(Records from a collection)
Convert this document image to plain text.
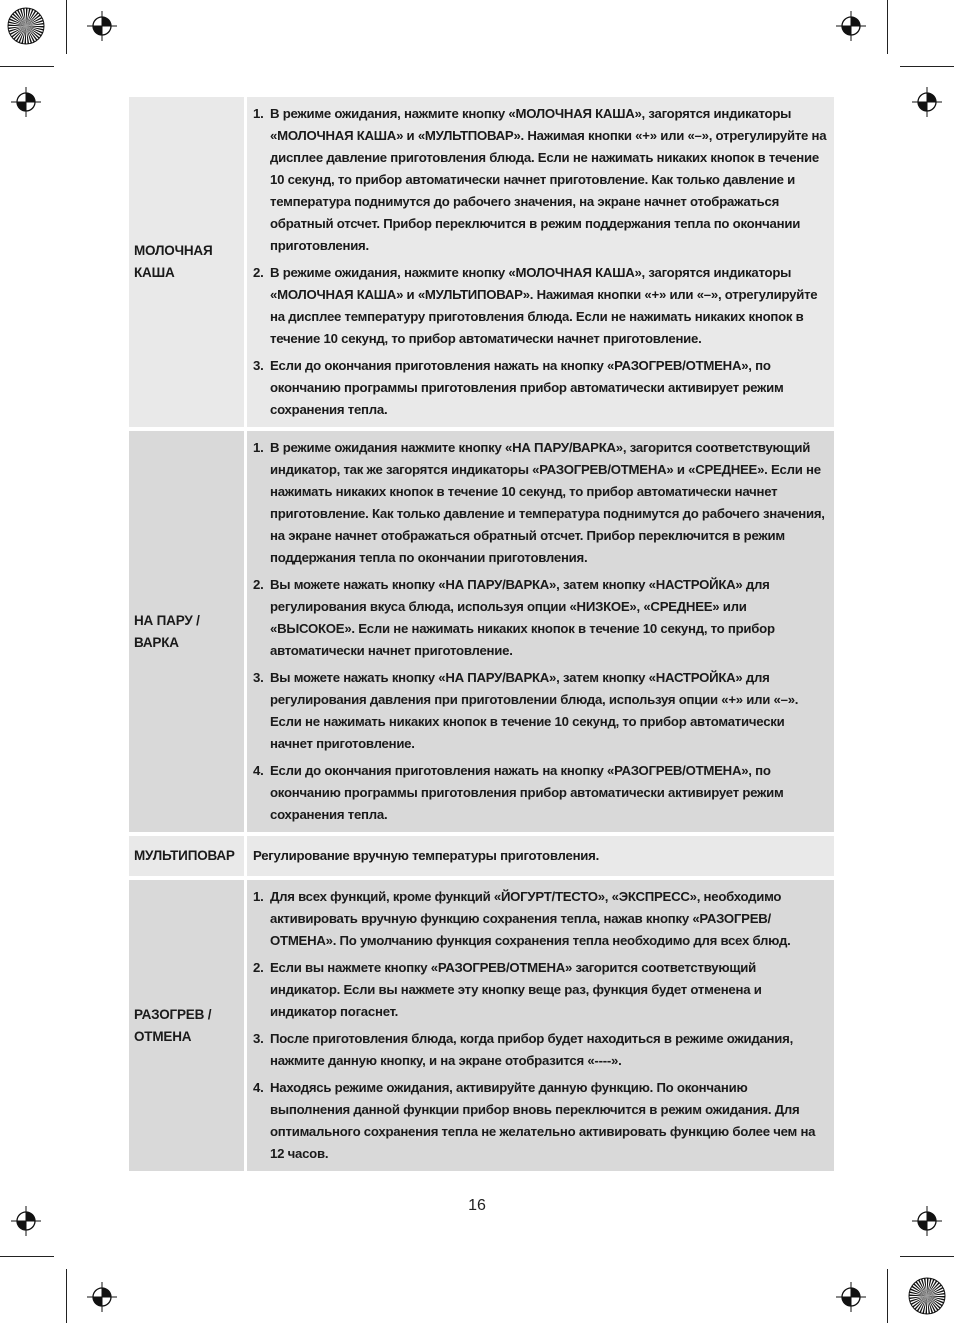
МОЛОЧНАЯ
КАША
1. В режиме ожидания, нажмите кнопку «МОЛОЧНАЯ КАША», загорятся индикаторы «МОЛОЧНАЯ КАША» и «МУЛЬТПОВАР». Нажимая кнопки «+» или «–», отрегулируйте на дисплее давление приготовления блюда. Если не нажимать никаких кнопок в течение 10 секунд, то прибор автоматически начнет приготовление. Как только давление и температура поднимутся до рабочего значения, на экране начнет отображаться обратный отсчет. Прибор переключится в режим поддержания тепла по окончании приготовления.
2. В режиме ожидания, нажмите кнопку «МОЛОЧНАЯ КАША», загорятся индикаторы «МОЛОЧНАЯ КАША» и «МУЛЬТИПОВАР». Нажимая кнопки «+» или «–», отрегулируйте на дисплее температуру приготовления блюда. Если не нажимать никаких кнопок в течение 10 секунд, то прибор автоматически начнет приготовление.
3. Если до окончания приготовления нажать на кнопку «РАЗОГРЕВ/ОТМЕНА», по окончанию программы приготовления прибор автоматически активирует режим сохранения тепла.
НА ПАРУ /
ВАРКА
1. В режиме ожидания нажмите кнопку «НА ПАРУ/ВАРКА», загорится соответствующий индикатор, так же загорятся индикаторы «РАЗОГРЕВ/ОТМЕНА» и «СРЕДНЕЕ». Если не нажимать никаких кнопок в течение 10 секунд, то прибор автоматически начнет приготовление. Как только давление и температура поднимутся до рабочего значения, на экране начнет отображаться обратный отсчет. Прибор переключится в режим поддержания тепла по окончании приготовления.
2. Вы можете нажать кнопку «НА ПАРУ/ВАРКА», затем кнопку «НАСТРОЙКА» для регулирования вкуса блюда, используя опции «НИЗКОЕ», «СРЕДНЕЕ» или «ВЫСОКОЕ». Если не нажимать никаких кнопок в течение 10 секунд, то прибор автоматически начнет приготовление.
3. Вы можете нажать кнопку «НА ПАРУ/ВАРКА», затем кнопку «НАСТРОЙКА» для регулирования давления при приготовлении блюда, используя опции «+» или «–». Если не нажимать никаких кнопок в течение 10 секунд, то прибор автоматически начнет приготовление.
4. Если до окончания приготовления нажать на кнопку «РАЗОГРЕВ/ОТМЕНА», по окончанию программы приготовления прибор автоматически активирует режим сохранения тепла.
МУЛЬТИПОВАР	Регулирование вручную температуры приготовления.
РАЗОГРЕВ /
ОТМЕНА
1. Для всех функций, кроме функций «ЙОГУРТ/ТЕСТО», «ЭКСПРЕСС», необходимо активировать вручную функцию сохранения тепла, нажав кнопку «РАЗОГРЕВ/ОТМЕНА». По умолчанию функция сохранения тепла необходимо для всех блюд.
2. Если вы нажмете кнопку «РАЗОГРЕВ/ОТМЕНА» загорится соответствующий индикатор. Если вы нажмете эту кнопку веще раз, функция будет отменена и индикатор погаснет.
3. После приготовления блюда, когда прибор будет находиться в режиме ожидания, нажмите данную кнопку, и на экране отобразится «----».
4. Находясь режиме ожидания, активируйте данную функцию. По окончанию выполнения данной функции прибор вновь переключится в режим ожидания. Для оптимального сохранения тепла не желательно активировать функцию более чем на 12 часов.
16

- Given task
Check every line of the material for the string "окончания" and give the number of lines that have it, without anything else.

- Exercise result
2